_Records for the task_:
===============
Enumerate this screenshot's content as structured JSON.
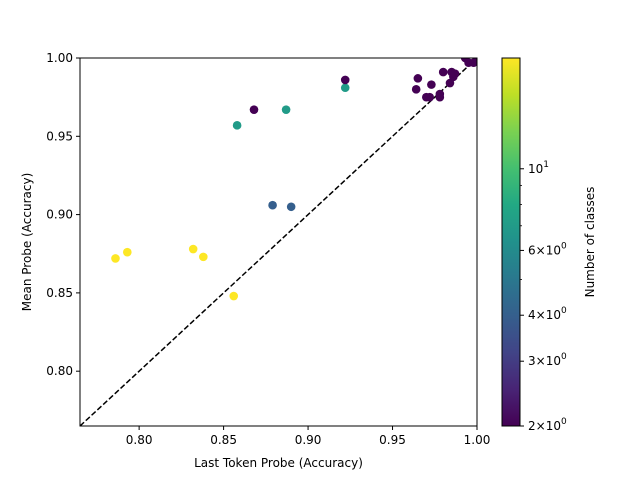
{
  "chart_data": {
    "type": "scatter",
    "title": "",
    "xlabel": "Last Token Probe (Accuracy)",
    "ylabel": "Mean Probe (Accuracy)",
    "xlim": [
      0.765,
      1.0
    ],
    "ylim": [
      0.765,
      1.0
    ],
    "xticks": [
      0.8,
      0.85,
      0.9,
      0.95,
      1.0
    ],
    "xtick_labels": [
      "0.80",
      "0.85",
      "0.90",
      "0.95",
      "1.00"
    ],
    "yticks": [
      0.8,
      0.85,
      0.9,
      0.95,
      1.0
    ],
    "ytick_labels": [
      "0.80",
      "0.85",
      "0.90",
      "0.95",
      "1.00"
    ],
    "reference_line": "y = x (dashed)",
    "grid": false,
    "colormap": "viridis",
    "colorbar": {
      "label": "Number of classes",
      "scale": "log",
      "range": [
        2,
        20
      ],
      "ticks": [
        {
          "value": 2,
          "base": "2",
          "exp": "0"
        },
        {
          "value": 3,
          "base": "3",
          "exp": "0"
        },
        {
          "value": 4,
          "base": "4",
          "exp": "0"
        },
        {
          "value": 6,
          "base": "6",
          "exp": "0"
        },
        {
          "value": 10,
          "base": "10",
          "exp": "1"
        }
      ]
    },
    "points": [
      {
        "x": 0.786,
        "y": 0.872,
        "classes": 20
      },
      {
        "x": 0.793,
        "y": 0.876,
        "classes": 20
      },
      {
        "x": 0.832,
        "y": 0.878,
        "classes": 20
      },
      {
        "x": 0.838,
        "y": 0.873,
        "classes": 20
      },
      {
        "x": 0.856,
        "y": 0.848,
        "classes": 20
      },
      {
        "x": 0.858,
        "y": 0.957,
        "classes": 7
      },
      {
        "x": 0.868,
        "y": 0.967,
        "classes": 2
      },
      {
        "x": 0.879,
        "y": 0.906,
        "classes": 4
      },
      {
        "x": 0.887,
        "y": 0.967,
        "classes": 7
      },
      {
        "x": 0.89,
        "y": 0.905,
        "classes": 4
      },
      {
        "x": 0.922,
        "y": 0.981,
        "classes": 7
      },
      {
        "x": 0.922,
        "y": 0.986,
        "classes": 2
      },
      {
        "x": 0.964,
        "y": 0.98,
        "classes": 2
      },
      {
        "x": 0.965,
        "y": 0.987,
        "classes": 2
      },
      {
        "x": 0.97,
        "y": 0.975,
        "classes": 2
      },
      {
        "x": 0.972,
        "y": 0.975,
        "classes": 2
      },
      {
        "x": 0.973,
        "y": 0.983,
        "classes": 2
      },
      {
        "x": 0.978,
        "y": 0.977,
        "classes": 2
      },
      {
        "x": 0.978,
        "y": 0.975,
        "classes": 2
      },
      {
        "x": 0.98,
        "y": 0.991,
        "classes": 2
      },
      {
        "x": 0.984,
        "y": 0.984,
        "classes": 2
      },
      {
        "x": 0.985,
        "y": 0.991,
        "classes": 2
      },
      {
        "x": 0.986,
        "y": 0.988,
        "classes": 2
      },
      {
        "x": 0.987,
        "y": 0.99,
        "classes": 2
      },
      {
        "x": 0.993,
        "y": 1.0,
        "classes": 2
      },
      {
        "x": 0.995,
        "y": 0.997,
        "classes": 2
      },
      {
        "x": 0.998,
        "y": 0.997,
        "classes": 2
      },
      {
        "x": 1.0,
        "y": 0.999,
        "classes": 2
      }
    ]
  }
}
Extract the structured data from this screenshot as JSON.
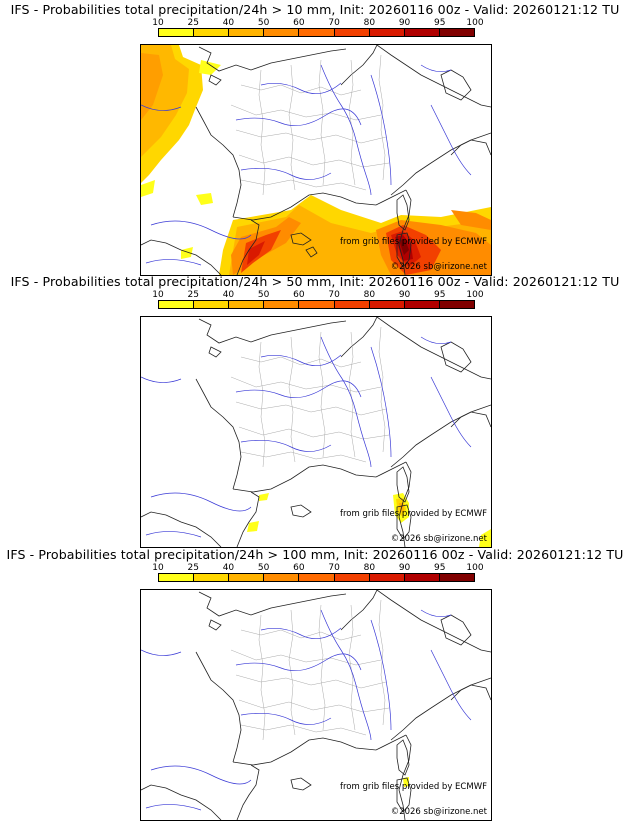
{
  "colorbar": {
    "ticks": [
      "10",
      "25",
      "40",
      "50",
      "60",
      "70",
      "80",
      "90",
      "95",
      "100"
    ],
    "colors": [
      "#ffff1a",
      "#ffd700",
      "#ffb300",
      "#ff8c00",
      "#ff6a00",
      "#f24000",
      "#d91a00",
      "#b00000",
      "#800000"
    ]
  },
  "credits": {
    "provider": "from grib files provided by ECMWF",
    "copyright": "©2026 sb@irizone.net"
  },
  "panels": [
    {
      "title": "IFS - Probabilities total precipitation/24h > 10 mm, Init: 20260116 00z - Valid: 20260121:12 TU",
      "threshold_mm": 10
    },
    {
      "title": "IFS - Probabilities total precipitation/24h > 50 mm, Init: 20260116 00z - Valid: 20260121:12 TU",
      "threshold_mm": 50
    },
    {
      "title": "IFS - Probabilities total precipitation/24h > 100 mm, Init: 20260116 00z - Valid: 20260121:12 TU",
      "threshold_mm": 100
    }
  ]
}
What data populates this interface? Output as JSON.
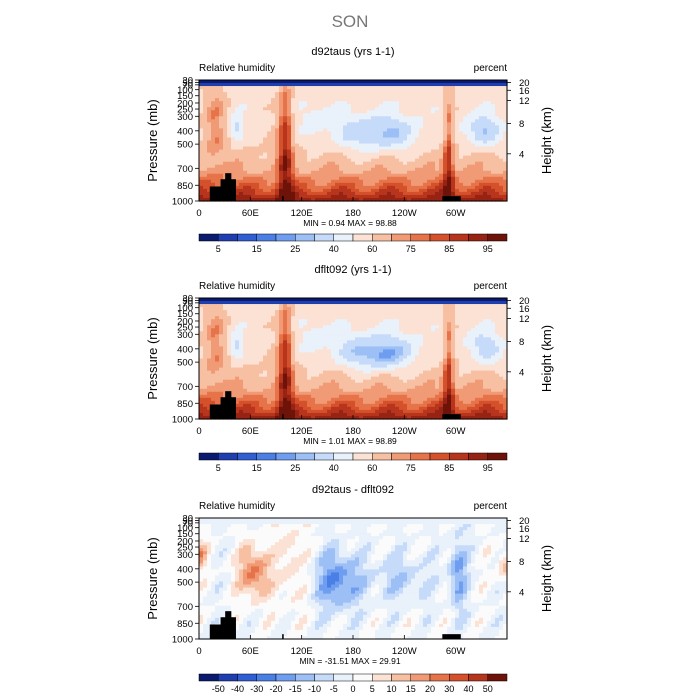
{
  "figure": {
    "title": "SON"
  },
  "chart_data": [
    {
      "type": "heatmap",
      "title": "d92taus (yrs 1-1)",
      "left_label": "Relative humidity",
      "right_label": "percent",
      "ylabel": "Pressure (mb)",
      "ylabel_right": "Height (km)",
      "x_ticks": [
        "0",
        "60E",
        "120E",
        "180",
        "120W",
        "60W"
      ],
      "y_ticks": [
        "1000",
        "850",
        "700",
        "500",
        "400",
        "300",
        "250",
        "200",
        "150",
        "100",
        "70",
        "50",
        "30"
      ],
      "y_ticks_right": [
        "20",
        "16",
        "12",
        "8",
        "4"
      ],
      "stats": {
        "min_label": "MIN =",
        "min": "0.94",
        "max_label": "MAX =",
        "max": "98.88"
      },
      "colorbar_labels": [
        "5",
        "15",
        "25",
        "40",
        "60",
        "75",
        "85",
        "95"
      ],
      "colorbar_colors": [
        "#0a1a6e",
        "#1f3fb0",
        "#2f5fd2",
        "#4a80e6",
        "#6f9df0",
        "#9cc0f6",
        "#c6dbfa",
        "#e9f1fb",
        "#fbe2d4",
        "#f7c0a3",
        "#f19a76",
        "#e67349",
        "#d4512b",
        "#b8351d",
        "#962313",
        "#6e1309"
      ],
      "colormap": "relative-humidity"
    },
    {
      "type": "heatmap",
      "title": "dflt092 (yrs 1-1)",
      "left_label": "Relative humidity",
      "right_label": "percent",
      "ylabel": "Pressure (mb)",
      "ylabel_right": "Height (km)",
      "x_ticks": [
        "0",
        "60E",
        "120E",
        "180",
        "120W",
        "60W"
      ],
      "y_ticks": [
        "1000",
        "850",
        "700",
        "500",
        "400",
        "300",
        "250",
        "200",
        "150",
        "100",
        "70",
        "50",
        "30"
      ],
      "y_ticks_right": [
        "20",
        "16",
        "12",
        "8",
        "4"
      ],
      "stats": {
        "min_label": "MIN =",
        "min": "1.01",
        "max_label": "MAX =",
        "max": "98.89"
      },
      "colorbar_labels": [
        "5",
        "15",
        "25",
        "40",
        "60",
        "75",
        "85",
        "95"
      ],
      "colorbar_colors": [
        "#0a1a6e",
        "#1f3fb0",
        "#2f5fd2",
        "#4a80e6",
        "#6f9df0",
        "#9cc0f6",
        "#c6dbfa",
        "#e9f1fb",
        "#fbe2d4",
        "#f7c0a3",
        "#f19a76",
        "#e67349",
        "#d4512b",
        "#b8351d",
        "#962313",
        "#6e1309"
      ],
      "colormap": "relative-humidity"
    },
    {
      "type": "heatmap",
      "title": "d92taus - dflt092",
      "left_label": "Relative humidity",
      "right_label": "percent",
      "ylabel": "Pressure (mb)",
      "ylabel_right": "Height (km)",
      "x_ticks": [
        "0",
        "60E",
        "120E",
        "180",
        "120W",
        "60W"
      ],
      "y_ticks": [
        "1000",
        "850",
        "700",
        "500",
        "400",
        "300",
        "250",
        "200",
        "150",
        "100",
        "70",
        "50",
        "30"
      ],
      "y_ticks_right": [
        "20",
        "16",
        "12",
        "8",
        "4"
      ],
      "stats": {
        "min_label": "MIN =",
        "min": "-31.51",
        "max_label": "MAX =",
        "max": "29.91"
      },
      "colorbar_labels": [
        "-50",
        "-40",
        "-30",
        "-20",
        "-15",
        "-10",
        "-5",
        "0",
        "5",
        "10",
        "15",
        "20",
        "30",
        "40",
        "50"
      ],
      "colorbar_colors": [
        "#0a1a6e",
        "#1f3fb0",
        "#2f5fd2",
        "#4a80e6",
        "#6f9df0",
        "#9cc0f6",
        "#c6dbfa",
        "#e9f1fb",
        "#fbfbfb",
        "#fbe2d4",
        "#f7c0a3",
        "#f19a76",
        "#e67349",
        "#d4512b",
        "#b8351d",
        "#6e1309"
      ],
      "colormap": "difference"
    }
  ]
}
===============
_Description of the task_: Identify each line in the entries with the word "this" and copy it.

_Result below_:
Enumerate this screenshot's content as structured JSON.
Extract the structured data from this screenshot as JSON.
What data populates this interface? Output as JSON.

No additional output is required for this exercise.